> [Written problem]: Transcribe all of the material exactly. Any picture in it should be left out.

> [Listed entries]:
____

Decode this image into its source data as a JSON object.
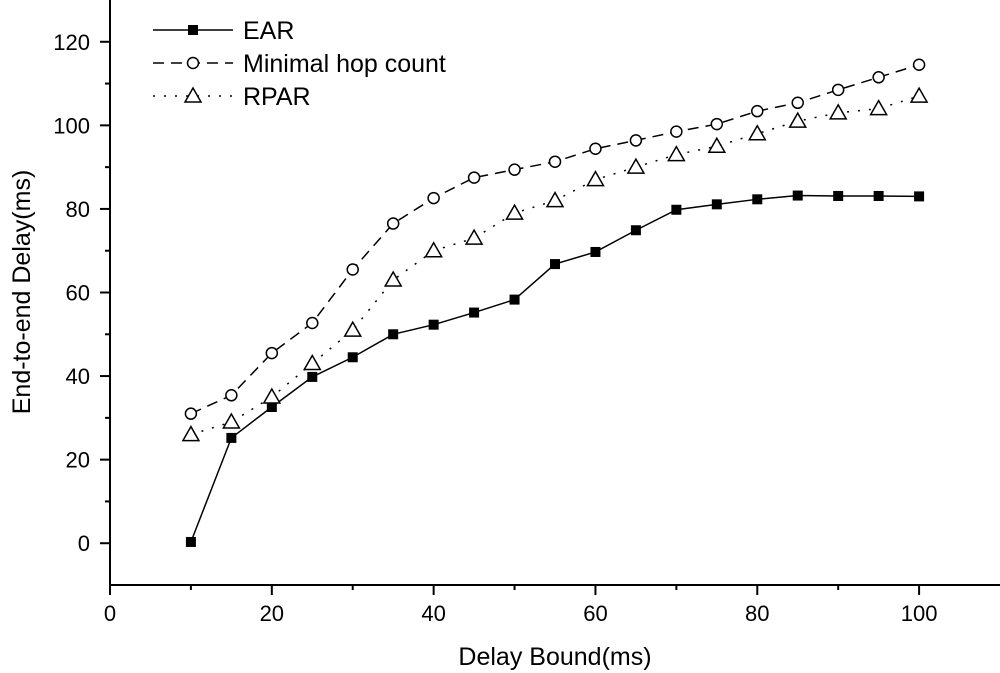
{
  "chart_data": {
    "type": "line",
    "xlabel": "Delay Bound(ms)",
    "ylabel": "End-to-end Delay(ms)",
    "xlim": [
      0,
      110
    ],
    "ylim": [
      -10,
      130
    ],
    "xticks": [
      "0",
      "20",
      "40",
      "60",
      "80",
      "100"
    ],
    "yticks": [
      "0",
      "20",
      "40",
      "60",
      "80",
      "100",
      "120"
    ],
    "grid": false,
    "legend_position": "top-left",
    "x": [
      10,
      15,
      20,
      25,
      30,
      35,
      40,
      45,
      50,
      55,
      60,
      65,
      70,
      75,
      80,
      85,
      90,
      95,
      100
    ],
    "series": [
      {
        "name": "EAR",
        "line_style": "solid",
        "marker": "filled-square",
        "values": [
          0.3,
          25.2,
          32.6,
          39.8,
          44.5,
          50.0,
          52.3,
          55.2,
          58.3,
          66.8,
          69.7,
          74.9,
          79.8,
          81.1,
          82.3,
          83.2,
          83.1,
          83.1,
          83.0
        ]
      },
      {
        "name": "Minimal hop count",
        "line_style": "dashed",
        "marker": "open-circle",
        "values": [
          31.0,
          35.4,
          45.5,
          52.7,
          65.5,
          76.5,
          82.6,
          87.5,
          89.4,
          91.3,
          94.4,
          96.4,
          98.5,
          100.3,
          103.4,
          105.4,
          108.5,
          111.5,
          114.5
        ]
      },
      {
        "name": "RPAR",
        "line_style": "dotted",
        "marker": "open-triangle",
        "values": [
          26.0,
          29.0,
          35.0,
          43.0,
          51.0,
          63.0,
          70.0,
          73.0,
          79.0,
          82.0,
          87.0,
          90.0,
          93.0,
          95.0,
          98.0,
          101.0,
          103.0,
          104.0,
          107.0
        ]
      }
    ]
  }
}
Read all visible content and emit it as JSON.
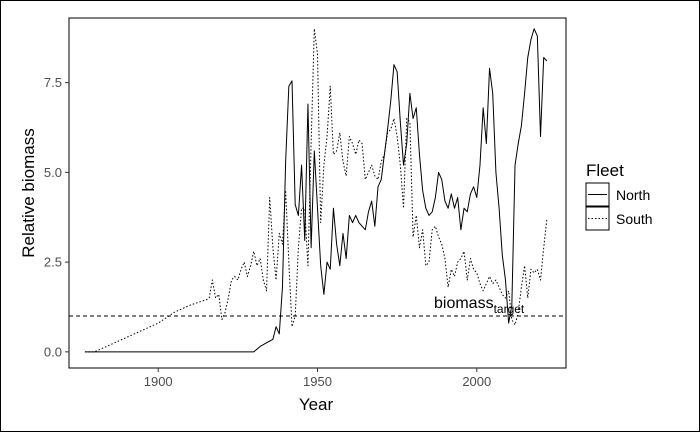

____

> [Solution to the exercise]:
Decode this image into its source data as a JSON object.
{
  "chart_data": {
    "type": "line",
    "xlabel": "Delay Bound(ms)",
    "ylabel": "End-to-end Delay(ms)",
    "xlim": [
      0,
      110
    ],
    "ylim": [
      -10,
      130
    ],
    "xticks": [
      "0",
      "20",
      "40",
      "60",
      "80",
      "100"
    ],
    "yticks": [
      "0",
      "20",
      "40",
      "60",
      "80",
      "100",
      "120"
    ],
    "grid": false,
    "legend_position": "top-left",
    "x": [
      10,
      15,
      20,
      25,
      30,
      35,
      40,
      45,
      50,
      55,
      60,
      65,
      70,
      75,
      80,
      85,
      90,
      95,
      100
    ],
    "series": [
      {
        "name": "EAR",
        "line_style": "solid",
        "marker": "filled-square",
        "values": [
          0.3,
          25.2,
          32.6,
          39.8,
          44.5,
          50.0,
          52.3,
          55.2,
          58.3,
          66.8,
          69.7,
          74.9,
          79.8,
          81.1,
          82.3,
          83.2,
          83.1,
          83.1,
          83.0
        ]
      },
      {
        "name": "Minimal hop count",
        "line_style": "dashed",
        "marker": "open-circle",
        "values": [
          31.0,
          35.4,
          45.5,
          52.7,
          65.5,
          76.5,
          82.6,
          87.5,
          89.4,
          91.3,
          94.4,
          96.4,
          98.5,
          100.3,
          103.4,
          105.4,
          108.5,
          111.5,
          114.5
        ]
      },
      {
        "name": "RPAR",
        "line_style": "dotted",
        "marker": "open-triangle",
        "values": [
          26.0,
          29.0,
          35.0,
          43.0,
          51.0,
          63.0,
          70.0,
          73.0,
          79.0,
          82.0,
          87.0,
          90.0,
          93.0,
          95.0,
          98.0,
          101.0,
          103.0,
          104.0,
          107.0
        ]
      }
    ]
  }
}
Read all visible content and emit it as JSON.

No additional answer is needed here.